■ Required task
Print the line containing "Convert this screenshot" and each line after it through the end, please, with nothing added.
>> begin Task material
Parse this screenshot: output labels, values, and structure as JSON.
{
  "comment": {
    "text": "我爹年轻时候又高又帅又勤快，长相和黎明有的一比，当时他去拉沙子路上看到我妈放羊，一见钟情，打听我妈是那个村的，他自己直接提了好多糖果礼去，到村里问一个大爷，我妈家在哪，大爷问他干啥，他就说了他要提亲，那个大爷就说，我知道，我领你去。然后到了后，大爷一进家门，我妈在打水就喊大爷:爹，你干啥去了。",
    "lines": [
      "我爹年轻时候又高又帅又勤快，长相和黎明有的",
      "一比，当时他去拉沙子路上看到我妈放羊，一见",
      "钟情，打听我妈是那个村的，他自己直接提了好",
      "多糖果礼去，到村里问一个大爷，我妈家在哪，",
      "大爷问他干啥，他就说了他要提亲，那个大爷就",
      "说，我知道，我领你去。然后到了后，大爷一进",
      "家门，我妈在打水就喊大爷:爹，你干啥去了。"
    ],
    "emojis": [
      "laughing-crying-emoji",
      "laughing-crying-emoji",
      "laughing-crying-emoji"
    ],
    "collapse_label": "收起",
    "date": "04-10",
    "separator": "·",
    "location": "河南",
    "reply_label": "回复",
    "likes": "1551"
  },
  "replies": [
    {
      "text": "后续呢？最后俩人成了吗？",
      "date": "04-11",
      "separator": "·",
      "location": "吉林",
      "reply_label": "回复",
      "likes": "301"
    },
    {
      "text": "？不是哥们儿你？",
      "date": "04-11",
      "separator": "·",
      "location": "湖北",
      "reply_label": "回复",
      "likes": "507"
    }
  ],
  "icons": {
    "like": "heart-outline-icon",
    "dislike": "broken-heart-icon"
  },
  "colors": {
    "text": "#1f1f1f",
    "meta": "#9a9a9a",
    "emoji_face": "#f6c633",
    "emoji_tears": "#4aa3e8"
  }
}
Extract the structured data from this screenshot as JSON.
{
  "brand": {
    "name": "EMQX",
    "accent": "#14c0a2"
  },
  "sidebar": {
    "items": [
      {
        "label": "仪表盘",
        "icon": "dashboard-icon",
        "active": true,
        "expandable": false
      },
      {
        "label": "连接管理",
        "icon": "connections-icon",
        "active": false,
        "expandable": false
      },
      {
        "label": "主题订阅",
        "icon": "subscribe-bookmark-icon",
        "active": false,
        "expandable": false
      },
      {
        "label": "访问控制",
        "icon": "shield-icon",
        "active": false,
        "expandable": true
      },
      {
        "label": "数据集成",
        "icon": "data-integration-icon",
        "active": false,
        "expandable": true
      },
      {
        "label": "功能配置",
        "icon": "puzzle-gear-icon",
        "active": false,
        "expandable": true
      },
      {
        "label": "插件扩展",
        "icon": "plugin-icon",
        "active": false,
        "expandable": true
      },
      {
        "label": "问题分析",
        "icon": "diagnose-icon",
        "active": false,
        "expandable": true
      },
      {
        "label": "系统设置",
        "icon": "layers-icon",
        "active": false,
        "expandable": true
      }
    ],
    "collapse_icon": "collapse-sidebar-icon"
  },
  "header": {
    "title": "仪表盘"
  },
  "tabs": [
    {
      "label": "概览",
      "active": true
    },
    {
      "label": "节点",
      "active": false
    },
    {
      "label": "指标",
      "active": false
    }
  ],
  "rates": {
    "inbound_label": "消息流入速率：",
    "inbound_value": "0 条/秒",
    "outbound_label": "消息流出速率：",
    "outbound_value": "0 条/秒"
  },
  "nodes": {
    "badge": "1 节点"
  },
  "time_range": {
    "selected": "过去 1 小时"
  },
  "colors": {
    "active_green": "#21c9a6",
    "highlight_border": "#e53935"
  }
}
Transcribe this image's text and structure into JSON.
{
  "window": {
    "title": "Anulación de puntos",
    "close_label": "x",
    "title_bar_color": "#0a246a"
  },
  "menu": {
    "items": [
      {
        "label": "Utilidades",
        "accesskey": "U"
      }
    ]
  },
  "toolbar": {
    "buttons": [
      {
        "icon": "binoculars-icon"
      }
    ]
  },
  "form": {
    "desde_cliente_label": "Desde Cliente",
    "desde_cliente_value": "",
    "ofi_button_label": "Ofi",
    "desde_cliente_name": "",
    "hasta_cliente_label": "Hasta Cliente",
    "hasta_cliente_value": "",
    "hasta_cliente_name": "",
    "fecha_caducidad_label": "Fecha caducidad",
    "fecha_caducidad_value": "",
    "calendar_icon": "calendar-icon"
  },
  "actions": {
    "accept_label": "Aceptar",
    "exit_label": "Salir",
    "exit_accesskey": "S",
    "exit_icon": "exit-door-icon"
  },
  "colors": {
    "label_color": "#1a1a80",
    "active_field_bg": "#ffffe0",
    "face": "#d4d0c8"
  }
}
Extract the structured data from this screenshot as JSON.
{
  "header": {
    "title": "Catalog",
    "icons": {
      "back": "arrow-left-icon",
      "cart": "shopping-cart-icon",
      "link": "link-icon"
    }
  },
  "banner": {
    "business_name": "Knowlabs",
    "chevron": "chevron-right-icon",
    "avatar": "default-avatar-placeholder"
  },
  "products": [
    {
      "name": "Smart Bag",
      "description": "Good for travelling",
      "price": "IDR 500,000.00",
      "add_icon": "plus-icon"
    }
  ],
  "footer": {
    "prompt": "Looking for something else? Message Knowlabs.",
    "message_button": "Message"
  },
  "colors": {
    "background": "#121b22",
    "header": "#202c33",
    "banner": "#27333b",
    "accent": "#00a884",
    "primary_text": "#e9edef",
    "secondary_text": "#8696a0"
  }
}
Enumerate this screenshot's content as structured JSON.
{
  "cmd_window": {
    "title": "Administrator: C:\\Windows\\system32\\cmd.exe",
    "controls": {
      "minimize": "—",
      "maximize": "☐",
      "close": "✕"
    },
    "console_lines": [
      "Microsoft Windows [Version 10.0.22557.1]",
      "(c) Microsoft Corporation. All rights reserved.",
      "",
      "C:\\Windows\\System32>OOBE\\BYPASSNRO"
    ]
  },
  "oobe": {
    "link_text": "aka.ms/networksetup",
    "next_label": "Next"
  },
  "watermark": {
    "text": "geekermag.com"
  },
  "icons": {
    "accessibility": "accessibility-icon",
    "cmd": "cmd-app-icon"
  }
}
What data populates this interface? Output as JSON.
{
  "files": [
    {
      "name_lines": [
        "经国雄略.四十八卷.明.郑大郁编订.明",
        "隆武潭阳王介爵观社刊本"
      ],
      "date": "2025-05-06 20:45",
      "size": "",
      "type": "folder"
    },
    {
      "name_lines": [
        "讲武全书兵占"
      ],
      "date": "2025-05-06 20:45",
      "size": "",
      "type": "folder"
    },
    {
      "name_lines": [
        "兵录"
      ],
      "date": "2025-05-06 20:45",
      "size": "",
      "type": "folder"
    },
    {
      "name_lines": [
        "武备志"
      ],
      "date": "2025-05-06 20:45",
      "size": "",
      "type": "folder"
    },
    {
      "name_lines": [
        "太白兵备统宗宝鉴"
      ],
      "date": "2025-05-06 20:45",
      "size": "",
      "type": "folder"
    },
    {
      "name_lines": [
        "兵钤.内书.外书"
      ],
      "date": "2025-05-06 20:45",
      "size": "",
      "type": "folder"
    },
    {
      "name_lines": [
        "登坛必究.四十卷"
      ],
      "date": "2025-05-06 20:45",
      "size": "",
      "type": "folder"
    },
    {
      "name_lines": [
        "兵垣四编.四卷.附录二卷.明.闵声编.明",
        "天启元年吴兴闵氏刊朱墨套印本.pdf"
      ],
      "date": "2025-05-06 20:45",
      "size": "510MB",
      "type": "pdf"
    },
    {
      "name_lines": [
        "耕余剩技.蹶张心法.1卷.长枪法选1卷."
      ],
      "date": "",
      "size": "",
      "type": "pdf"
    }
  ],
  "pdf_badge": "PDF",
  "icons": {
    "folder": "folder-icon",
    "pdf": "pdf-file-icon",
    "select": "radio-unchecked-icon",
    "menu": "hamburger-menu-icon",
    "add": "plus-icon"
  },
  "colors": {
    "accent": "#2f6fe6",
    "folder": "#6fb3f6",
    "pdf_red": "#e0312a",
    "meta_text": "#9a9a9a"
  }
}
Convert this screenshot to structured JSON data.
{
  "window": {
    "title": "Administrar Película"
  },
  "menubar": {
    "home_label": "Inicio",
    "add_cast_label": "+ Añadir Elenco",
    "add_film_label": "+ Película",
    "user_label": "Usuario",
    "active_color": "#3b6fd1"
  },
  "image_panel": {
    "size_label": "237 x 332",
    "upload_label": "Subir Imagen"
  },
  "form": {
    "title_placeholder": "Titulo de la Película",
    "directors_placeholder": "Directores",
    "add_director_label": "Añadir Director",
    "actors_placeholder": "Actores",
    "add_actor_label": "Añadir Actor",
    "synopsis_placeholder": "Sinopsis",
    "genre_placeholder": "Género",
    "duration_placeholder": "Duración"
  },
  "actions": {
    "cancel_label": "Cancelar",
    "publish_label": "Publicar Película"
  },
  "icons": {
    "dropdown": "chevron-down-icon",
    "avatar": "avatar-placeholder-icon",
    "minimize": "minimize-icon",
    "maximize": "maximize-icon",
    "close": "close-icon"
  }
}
>> end Task material
■ Exercise output
Convert this screenshot to structured JSON data.
{
  "window": {
    "title": "Administrar Película"
  },
  "menubar": {
    "home_label": "Inicio",
    "add_cast_label": "+ Añadir Elenco",
    "add_film_label": "+ Película",
    "user_label": "Usuario",
    "active_color": "#3b6fd1"
  },
  "image_panel": {
    "size_label": "237 x 332",
    "upload_label": "Subir Imagen"
  },
  "form": {
    "title_placeholder": "Titulo de la Película",
    "directors_placeholder": "Directores",
    "add_director_label": "Añadir Director",
    "actors_placeholder": "Actores",
    "add_actor_label": "Añadir Actor",
    "synopsis_placeholder": "Sinopsis",
    "genre_placeholder": "Género",
    "duration_placeholder": "Duración"
  },
  "actions": {
    "cancel_label": "Cancelar",
    "publish_label": "Publicar Película"
  },
  "icons": {
    "dropdown": "chevron-down-icon",
    "avatar": "avatar-placeholder-icon",
    "minimize": "minimize-icon",
    "maximize": "maximize-icon",
    "close": "close-icon"
  }
}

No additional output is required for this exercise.